Written exercise: Print the listing's lines unchanged, from the line containing "Text: b): b) <box>11 139 25 152</box>" through the line containing "289 55 301</box>", inclusive.

Task data:
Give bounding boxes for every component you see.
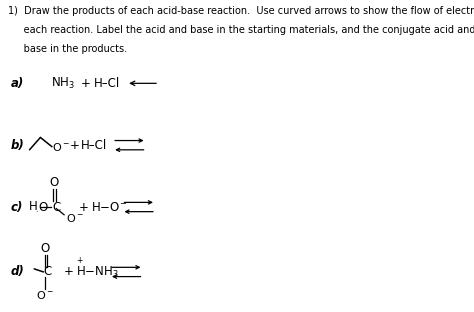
Text: b): b) <box>11 139 25 152</box>
Text: $\mathrm{O^-}$: $\mathrm{O^-}$ <box>52 141 70 153</box>
Text: +: + <box>79 201 89 213</box>
Text: H$-$O$^{-}$: H$-$O$^{-}$ <box>91 201 128 213</box>
Text: d): d) <box>11 266 25 278</box>
Text: a): a) <box>11 77 24 90</box>
Text: O: O <box>38 201 47 213</box>
Text: H$-\mathrm{NH_3}$: H$-\mathrm{NH_3}$ <box>76 264 119 280</box>
Text: H–Cl: H–Cl <box>81 139 107 152</box>
Text: $\mathrm{NH_3}$: $\mathrm{NH_3}$ <box>51 76 76 91</box>
Text: $\mathrm{O^-}$: $\mathrm{O^-}$ <box>36 289 55 301</box>
Text: C: C <box>52 201 61 213</box>
Text: +: + <box>69 139 79 152</box>
Text: $\mathrm{O^-}$: $\mathrm{O^-}$ <box>66 212 84 224</box>
Text: C: C <box>44 266 52 278</box>
Text: $\mathrm{H_{\!.}}$: $\mathrm{H_{\!.}}$ <box>28 199 39 215</box>
Text: base in the products.: base in the products. <box>8 44 127 54</box>
Text: +: + <box>76 256 82 265</box>
Text: +: + <box>81 77 91 90</box>
Text: 1)  Draw the products of each acid-base reaction.  Use curved arrows to show the: 1) Draw the products of each acid-base r… <box>8 6 474 16</box>
Text: H–Cl: H–Cl <box>93 77 120 90</box>
Text: O: O <box>49 176 58 189</box>
Text: c): c) <box>11 201 23 213</box>
Text: O: O <box>41 242 50 255</box>
Text: +: + <box>64 266 73 278</box>
Text: each reaction. Label the acid and base in the starting materials, and the conjug: each reaction. Label the acid and base i… <box>8 25 474 35</box>
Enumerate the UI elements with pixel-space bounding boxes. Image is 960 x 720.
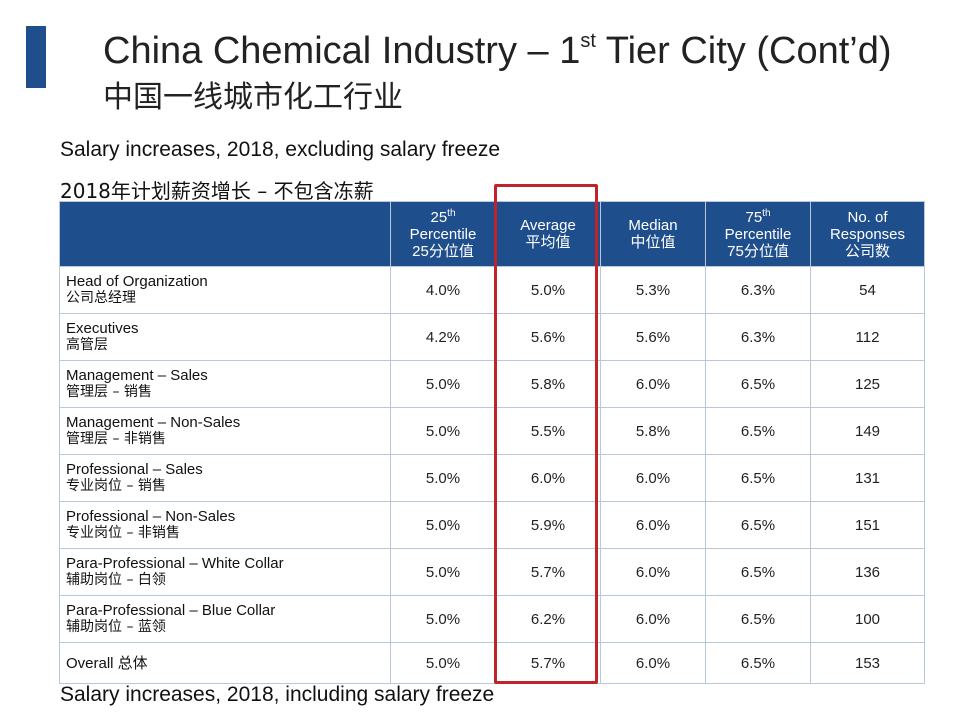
title-superscript: st (580, 30, 596, 52)
average-cell: 6.0% (495, 454, 601, 502)
p25-cell: 5.0% (390, 360, 496, 408)
responses-cell: 131 (810, 454, 925, 502)
col-header-p25: 25th Percentile 25分位值 (390, 201, 496, 267)
row-label-en: Professional – Non-Sales (66, 508, 236, 525)
median-cell: 5.8% (600, 407, 706, 455)
accent-bar (26, 26, 46, 88)
row-label-cn: 辅助岗位 – 白领 (66, 572, 166, 588)
table-row: Para-Professional – White Collar 辅助岗位 – 白… (59, 548, 925, 596)
p25-cell: 5.0% (390, 407, 496, 455)
average-cell: 5.8% (495, 360, 601, 408)
row-label-cn: 高管层 (66, 337, 108, 353)
p25-cell: 5.0% (390, 548, 496, 596)
row-label-cn: 专业岗位 – 销售 (66, 478, 166, 494)
median-cell: 5.3% (600, 266, 706, 314)
p75-cell: 6.3% (705, 266, 811, 314)
responses-cell: 100 (810, 595, 925, 643)
table-row: Management – Non-Sales 管理层 – 非销售 5.0% 5.5% 5… (59, 407, 925, 455)
row-label: Management – Sales 管理层 – 销售 (59, 360, 391, 408)
table-row: Professional – Non-Sales 专业岗位 – 非销售 5.0% 5.… (59, 501, 925, 549)
median-cell: 6.0% (600, 642, 706, 684)
p75-cell: 6.5% (705, 501, 811, 549)
table-row: Para-Professional – Blue Collar 辅助岗位 – 蓝领… (59, 595, 925, 643)
caption-excluding-freeze-cn: 2018年计划薪资增长 – 不包含冻薪 (60, 179, 374, 203)
responses-cell: 125 (810, 360, 925, 408)
average-cell: 5.7% (495, 642, 601, 684)
col-header-median: Median 中位值 (600, 201, 706, 267)
p75-cell: 6.5% (705, 595, 811, 643)
caption-including-freeze: Salary increases, 2018, including salary… (60, 683, 495, 706)
row-label: Executives 高管层 (59, 313, 391, 361)
p25-cell: 4.0% (390, 266, 496, 314)
p25-cell: 5.0% (390, 642, 496, 684)
row-label-en: Professional – Sales (66, 461, 203, 478)
col-header-responses: No. of Responses 公司数 (810, 201, 925, 267)
median-cell: 6.0% (600, 360, 706, 408)
row-label: Professional – Sales 专业岗位 – 销售 (59, 454, 391, 502)
average-cell: 6.2% (495, 595, 601, 643)
row-label-en: Management – Non-Sales (66, 414, 241, 431)
table-row: Professional – Sales 专业岗位 – 销售 5.0% 6.0% 6.0… (59, 454, 925, 502)
responses-cell: 153 (810, 642, 925, 684)
responses-cell: 112 (810, 313, 925, 361)
average-cell: 5.0% (495, 266, 601, 314)
responses-cell: 149 (810, 407, 925, 455)
median-cell: 6.0% (600, 548, 706, 596)
row-label-cn: 专业岗位 – 非销售 (66, 525, 180, 541)
caption-excluding-freeze: Salary increases, 2018, excluding salary… (60, 138, 501, 161)
p25-cell: 5.0% (390, 501, 496, 549)
p25-cell: 4.2% (390, 313, 496, 361)
median-cell: 6.0% (600, 454, 706, 502)
p75-cell: 6.5% (705, 642, 811, 684)
col-header-average: Average 平均值 (495, 201, 601, 267)
row-label-cn: 辅助岗位 – 蓝领 (66, 619, 166, 635)
responses-cell: 151 (810, 501, 925, 549)
p75-cell: 6.5% (705, 548, 811, 596)
salary-table: 25th Percentile 25分位值 Average 平均值 Median 中位值… (59, 201, 925, 684)
p25-cell: 5.0% (390, 595, 496, 643)
average-cell: 5.9% (495, 501, 601, 549)
p75-cell: 6.5% (705, 360, 811, 408)
table-row: Executives 高管层 4.2% 5.6% 5.6% 6.3% 112 (59, 313, 925, 361)
row-label-cn: 管理层 – 非销售 (66, 431, 166, 447)
row-label: Para-Professional – Blue Collar 辅助岗位 – 蓝领 (59, 595, 391, 643)
row-label-cn: 公司总经理 (66, 290, 136, 306)
overall-row: Overall 总体 5.0% 5.7% 6.0% 6.5% 153 (59, 642, 925, 684)
row-label: Para-Professional – White Collar 辅助岗位 – 白… (59, 548, 391, 596)
median-cell: 6.0% (600, 501, 706, 549)
page-title: China Chemical Industry – 1st Tier City … (103, 30, 892, 72)
average-cell: 5.6% (495, 313, 601, 361)
average-cell: 5.5% (495, 407, 601, 455)
p25-cell: 5.0% (390, 454, 496, 502)
row-label-en: Para-Professional – Blue Collar (66, 602, 276, 619)
p75-cell: 6.5% (705, 454, 811, 502)
p75-cell: 6.3% (705, 313, 811, 361)
row-label: Management – Non-Sales 管理层 – 非销售 (59, 407, 391, 455)
row-label-en: Head of Organization (66, 273, 208, 290)
p75-cell: 6.5% (705, 407, 811, 455)
responses-cell: 136 (810, 548, 925, 596)
median-cell: 6.0% (600, 595, 706, 643)
row-label-overall: Overall 总体 (59, 642, 391, 684)
row-label-en: Para-Professional – White Collar (66, 555, 284, 572)
responses-cell: 54 (810, 266, 925, 314)
average-cell: 5.7% (495, 548, 601, 596)
row-label-cn: 管理层 – 销售 (66, 384, 152, 400)
header-row: 25th Percentile 25分位值 Average 平均值 Median 中位值… (59, 201, 925, 267)
row-label-en: Management – Sales (66, 367, 208, 384)
table-row: Head of Organization 公司总经理 4.0% 5.0% 5.3% 6.3… (59, 266, 925, 314)
row-label: Head of Organization 公司总经理 (59, 266, 391, 314)
median-cell: 5.6% (600, 313, 706, 361)
page-subtitle-cn: 中国一线城市化工行业 (103, 80, 403, 115)
row-label: Professional – Non-Sales 专业岗位 – 非销售 (59, 501, 391, 549)
row-label-en: Executives (66, 320, 139, 337)
table-row: Management – Sales 管理层 – 销售 5.0% 5.8% 6.0% 6.… (59, 360, 925, 408)
header-blank-cell (59, 201, 391, 267)
col-header-p75: 75th Percentile 75分位值 (705, 201, 811, 267)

Result of this exercise:
Text: b): b) <box>11 139 25 152</box>
Text: $\mathrm{O^-}$: $\mathrm{O^-}$ <box>52 141 70 153</box>
Text: +: + <box>79 201 89 213</box>
Text: H$-$O$^{-}$: H$-$O$^{-}$ <box>91 201 128 213</box>
Text: d): d) <box>11 266 25 278</box>
Text: a): a) <box>11 77 24 90</box>
Text: O: O <box>38 201 47 213</box>
Text: H$-\mathrm{NH_3}$: H$-\mathrm{NH_3}$ <box>76 264 119 280</box>
Text: H–Cl: H–Cl <box>81 139 107 152</box>
Text: $\mathrm{NH_3}$: $\mathrm{NH_3}$ <box>51 76 76 91</box>
Text: $\mathrm{O^-}$: $\mathrm{O^-}$ <box>36 289 55 301</box>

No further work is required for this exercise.